-- start --

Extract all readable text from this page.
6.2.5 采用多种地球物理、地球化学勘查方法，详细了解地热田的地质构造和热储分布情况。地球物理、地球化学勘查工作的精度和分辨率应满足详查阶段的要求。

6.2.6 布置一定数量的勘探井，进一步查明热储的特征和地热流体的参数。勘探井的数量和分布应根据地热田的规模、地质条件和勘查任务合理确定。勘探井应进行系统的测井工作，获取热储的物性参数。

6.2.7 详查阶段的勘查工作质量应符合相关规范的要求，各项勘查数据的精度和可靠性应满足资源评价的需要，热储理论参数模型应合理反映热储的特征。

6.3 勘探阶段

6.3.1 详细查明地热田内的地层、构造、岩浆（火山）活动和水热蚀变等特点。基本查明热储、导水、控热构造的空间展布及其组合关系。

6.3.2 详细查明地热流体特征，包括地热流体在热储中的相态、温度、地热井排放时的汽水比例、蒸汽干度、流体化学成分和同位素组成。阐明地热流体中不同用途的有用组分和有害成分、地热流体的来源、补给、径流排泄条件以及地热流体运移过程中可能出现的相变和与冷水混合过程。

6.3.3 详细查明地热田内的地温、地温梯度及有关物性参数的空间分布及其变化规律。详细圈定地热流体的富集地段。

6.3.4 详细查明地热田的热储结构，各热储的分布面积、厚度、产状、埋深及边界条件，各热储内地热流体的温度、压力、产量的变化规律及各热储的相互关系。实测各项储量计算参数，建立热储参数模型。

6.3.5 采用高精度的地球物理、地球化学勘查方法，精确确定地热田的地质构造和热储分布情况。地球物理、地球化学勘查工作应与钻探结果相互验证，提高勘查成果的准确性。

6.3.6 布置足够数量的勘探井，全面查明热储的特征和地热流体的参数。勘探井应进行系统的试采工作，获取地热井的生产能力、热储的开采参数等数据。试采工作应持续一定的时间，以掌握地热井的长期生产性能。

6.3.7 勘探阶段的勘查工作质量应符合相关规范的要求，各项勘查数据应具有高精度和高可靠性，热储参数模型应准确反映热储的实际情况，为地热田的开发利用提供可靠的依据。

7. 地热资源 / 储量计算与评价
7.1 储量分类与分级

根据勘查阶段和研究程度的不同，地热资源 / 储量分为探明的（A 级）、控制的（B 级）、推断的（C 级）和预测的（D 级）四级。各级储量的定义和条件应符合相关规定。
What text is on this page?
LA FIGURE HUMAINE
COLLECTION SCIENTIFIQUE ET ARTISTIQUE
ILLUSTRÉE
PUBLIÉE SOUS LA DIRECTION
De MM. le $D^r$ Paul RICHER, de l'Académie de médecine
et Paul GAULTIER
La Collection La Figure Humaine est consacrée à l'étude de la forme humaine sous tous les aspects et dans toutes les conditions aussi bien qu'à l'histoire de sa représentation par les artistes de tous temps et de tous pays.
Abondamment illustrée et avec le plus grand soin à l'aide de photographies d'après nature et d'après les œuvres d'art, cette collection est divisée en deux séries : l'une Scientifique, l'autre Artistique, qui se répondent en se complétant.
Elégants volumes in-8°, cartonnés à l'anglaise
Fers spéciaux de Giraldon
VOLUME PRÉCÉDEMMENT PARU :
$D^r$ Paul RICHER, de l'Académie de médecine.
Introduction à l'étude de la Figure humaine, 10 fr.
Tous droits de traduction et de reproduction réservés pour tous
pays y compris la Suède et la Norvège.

-- end --

* What you need to do *
Each line above that includes "Paul" should be shown.

* Output of the exercise *
De MM. le $D^r$ Paul RICHER, de l'Académie de médecine
et Paul GAULTIER
$D^r$ Paul RICHER, de l'Académie de médecine.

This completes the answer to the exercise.